* **Task to complete**: Output each entry below as it stands, leaving out every picture.

[Records contained in a dataset]
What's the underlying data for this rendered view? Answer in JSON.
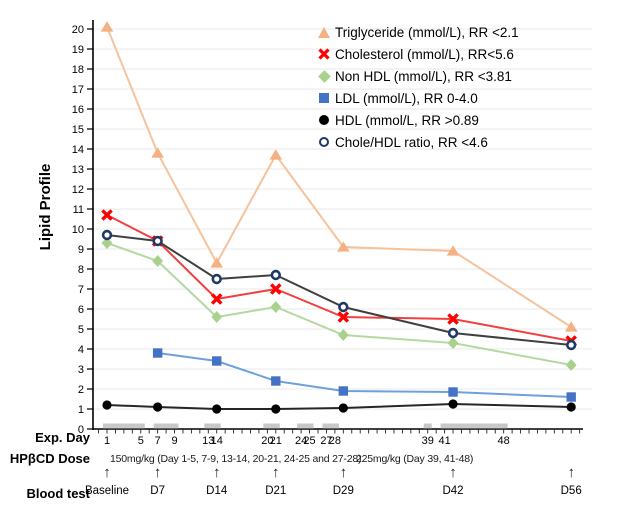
{
  "chart_data": {
    "type": "line",
    "title": "",
    "ylabel": "Lipid Profile",
    "ylim": [
      0,
      20
    ],
    "y_tick_step": 1,
    "grid": "horizontal",
    "legend_position": "top-right",
    "x_days": [
      1,
      7,
      14,
      21,
      29,
      42,
      56
    ],
    "x_axis_day_range": [
      0,
      57
    ],
    "x_tick_labels": [
      "1",
      "5",
      "7",
      "9",
      "13",
      "14",
      "20",
      "21",
      "24",
      "25",
      "27",
      "28",
      "39",
      "41",
      "48"
    ],
    "x_tick_label_days": [
      1,
      5,
      7,
      9,
      13,
      14,
      20,
      21,
      24,
      25,
      27,
      28,
      39,
      41,
      48
    ],
    "dose_band_day_ranges": [
      [
        1,
        5
      ],
      [
        7,
        9
      ],
      [
        13,
        14
      ],
      [
        20,
        21
      ],
      [
        24,
        25
      ],
      [
        27,
        28
      ],
      [
        39,
        39
      ],
      [
        41,
        48
      ]
    ],
    "series": [
      {
        "name": "Triglyceride (mmol/L), RR <2.1",
        "marker": "triangle",
        "color": "#F4B183",
        "line_color": "#F6C29C",
        "values": [
          20.1,
          13.8,
          8.3,
          13.7,
          9.1,
          8.9,
          5.1
        ]
      },
      {
        "name": "Cholesterol (mmol/L), RR<5.6",
        "marker": "x",
        "color": "#FF0000",
        "line_color": "#F04040",
        "values": [
          10.7,
          9.4,
          6.5,
          7.0,
          5.6,
          5.5,
          4.4
        ]
      },
      {
        "name": "Non HDL (mmol/L), RR <3.81",
        "marker": "diamond",
        "color": "#A9D18E",
        "line_color": "#B5D8A0",
        "values": [
          9.3,
          8.4,
          5.6,
          6.1,
          4.7,
          4.3,
          3.2
        ]
      },
      {
        "name": "LDL (mmol/L), RR 0-4.0",
        "marker": "square",
        "color": "#4472C4",
        "line_color": "#6FA0DC",
        "values": [
          null,
          3.8,
          3.4,
          2.4,
          1.9,
          1.85,
          1.6
        ]
      },
      {
        "name": "HDL (mmol/L, RR >0.89",
        "marker": "circle",
        "color": "#000000",
        "line_color": "#262626",
        "values": [
          1.2,
          1.1,
          1.0,
          1.0,
          1.05,
          1.25,
          1.1
        ]
      },
      {
        "name": "Chole/HDL ratio, RR <4.6",
        "marker": "open-circle",
        "color": "#1F3864",
        "line_color": "#3F3F3F",
        "values": [
          9.7,
          9.4,
          7.5,
          7.7,
          6.1,
          4.8,
          4.2
        ]
      }
    ]
  },
  "axis_rows": {
    "exp_day_label": "Exp. Day",
    "dose_label": "HPβCD Dose",
    "blood_test_label": "Blood test",
    "arrow_icon": "↑",
    "doses": [
      {
        "text": "150mg/kg (Day 1-5, 7-9, 13-14, 20-21, 24-25 and 27-28)"
      },
      {
        "text": "225mg/kg (Day 39, 41-48)"
      }
    ],
    "blood_tests": [
      {
        "label": "Baseline",
        "day": 1
      },
      {
        "label": "D7",
        "day": 7
      },
      {
        "label": "D14",
        "day": 14
      },
      {
        "label": "D21",
        "day": 21
      },
      {
        "label": "D29",
        "day": 29
      },
      {
        "label": "D42",
        "day": 42
      },
      {
        "label": "D56",
        "day": 56
      }
    ]
  },
  "colors": {
    "axis": "#000000",
    "grid": "#E8E8E8",
    "dose_band": "#C8C8C8",
    "tick_label": "#000000"
  }
}
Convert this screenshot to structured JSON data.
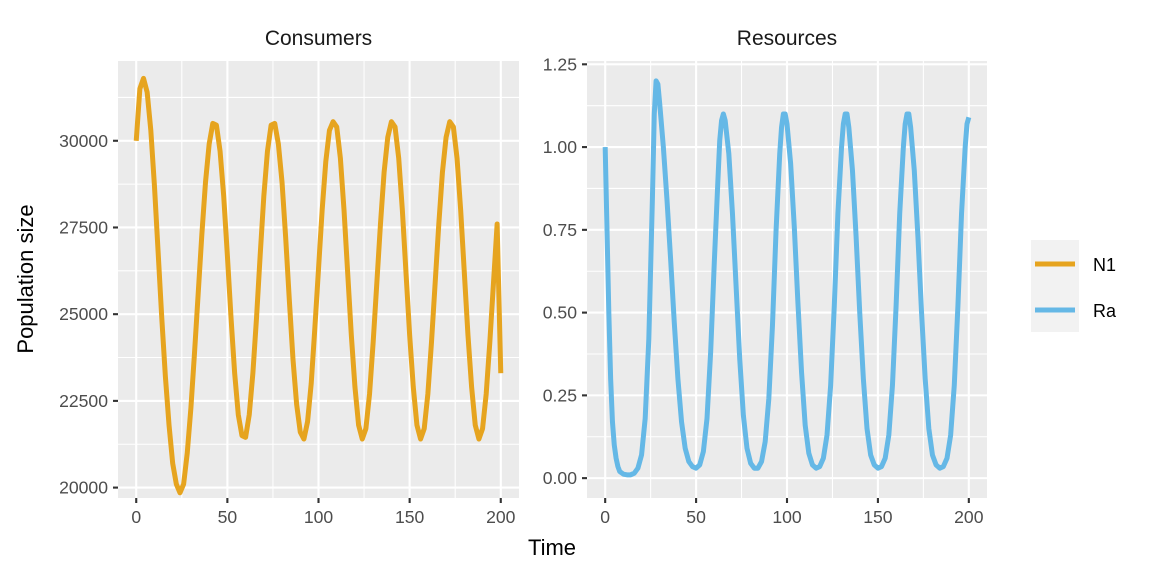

* **Task answer**:
What's the underlying data for this rendered view? Answer in JSON.
{
  "chart_data": {
    "type": "line",
    "title": "",
    "ylabel": "Lipid Profile",
    "ylim": [
      0,
      20
    ],
    "y_tick_step": 1,
    "grid": "horizontal",
    "legend_position": "top-right",
    "x_days": [
      1,
      7,
      14,
      21,
      29,
      42,
      56
    ],
    "x_axis_day_range": [
      0,
      57
    ],
    "x_tick_labels": [
      "1",
      "5",
      "7",
      "9",
      "13",
      "14",
      "20",
      "21",
      "24",
      "25",
      "27",
      "28",
      "39",
      "41",
      "48"
    ],
    "x_tick_label_days": [
      1,
      5,
      7,
      9,
      13,
      14,
      20,
      21,
      24,
      25,
      27,
      28,
      39,
      41,
      48
    ],
    "dose_band_day_ranges": [
      [
        1,
        5
      ],
      [
        7,
        9
      ],
      [
        13,
        14
      ],
      [
        20,
        21
      ],
      [
        24,
        25
      ],
      [
        27,
        28
      ],
      [
        39,
        39
      ],
      [
        41,
        48
      ]
    ],
    "series": [
      {
        "name": "Triglyceride (mmol/L), RR <2.1",
        "marker": "triangle",
        "color": "#F4B183",
        "line_color": "#F6C29C",
        "values": [
          20.1,
          13.8,
          8.3,
          13.7,
          9.1,
          8.9,
          5.1
        ]
      },
      {
        "name": "Cholesterol (mmol/L), RR<5.6",
        "marker": "x",
        "color": "#FF0000",
        "line_color": "#F04040",
        "values": [
          10.7,
          9.4,
          6.5,
          7.0,
          5.6,
          5.5,
          4.4
        ]
      },
      {
        "name": "Non HDL (mmol/L), RR <3.81",
        "marker": "diamond",
        "color": "#A9D18E",
        "line_color": "#B5D8A0",
        "values": [
          9.3,
          8.4,
          5.6,
          6.1,
          4.7,
          4.3,
          3.2
        ]
      },
      {
        "name": "LDL (mmol/L), RR 0-4.0",
        "marker": "square",
        "color": "#4472C4",
        "line_color": "#6FA0DC",
        "values": [
          null,
          3.8,
          3.4,
          2.4,
          1.9,
          1.85,
          1.6
        ]
      },
      {
        "name": "HDL (mmol/L, RR >0.89",
        "marker": "circle",
        "color": "#000000",
        "line_color": "#262626",
        "values": [
          1.2,
          1.1,
          1.0,
          1.0,
          1.05,
          1.25,
          1.1
        ]
      },
      {
        "name": "Chole/HDL ratio, RR <4.6",
        "marker": "open-circle",
        "color": "#1F3864",
        "line_color": "#3F3F3F",
        "values": [
          9.7,
          9.4,
          7.5,
          7.7,
          6.1,
          4.8,
          4.2
        ]
      }
    ]
  },
  "axis_rows": {
    "exp_day_label": "Exp. Day",
    "dose_label": "HPβCD Dose",
    "blood_test_label": "Blood test",
    "arrow_icon": "↑",
    "doses": [
      {
        "text": "150mg/kg (Day 1-5, 7-9, 13-14, 20-21, 24-25 and 27-28)"
      },
      {
        "text": "225mg/kg (Day 39, 41-48)"
      }
    ],
    "blood_tests": [
      {
        "label": "Baseline",
        "day": 1
      },
      {
        "label": "D7",
        "day": 7
      },
      {
        "label": "D14",
        "day": 14
      },
      {
        "label": "D21",
        "day": 21
      },
      {
        "label": "D29",
        "day": 29
      },
      {
        "label": "D42",
        "day": 42
      },
      {
        "label": "D56",
        "day": 56
      }
    ]
  },
  "colors": {
    "axis": "#000000",
    "grid": "#E8E8E8",
    "dose_band": "#C8C8C8",
    "tick_label": "#000000"
  }
}
Convert this screenshot to structured JSON data.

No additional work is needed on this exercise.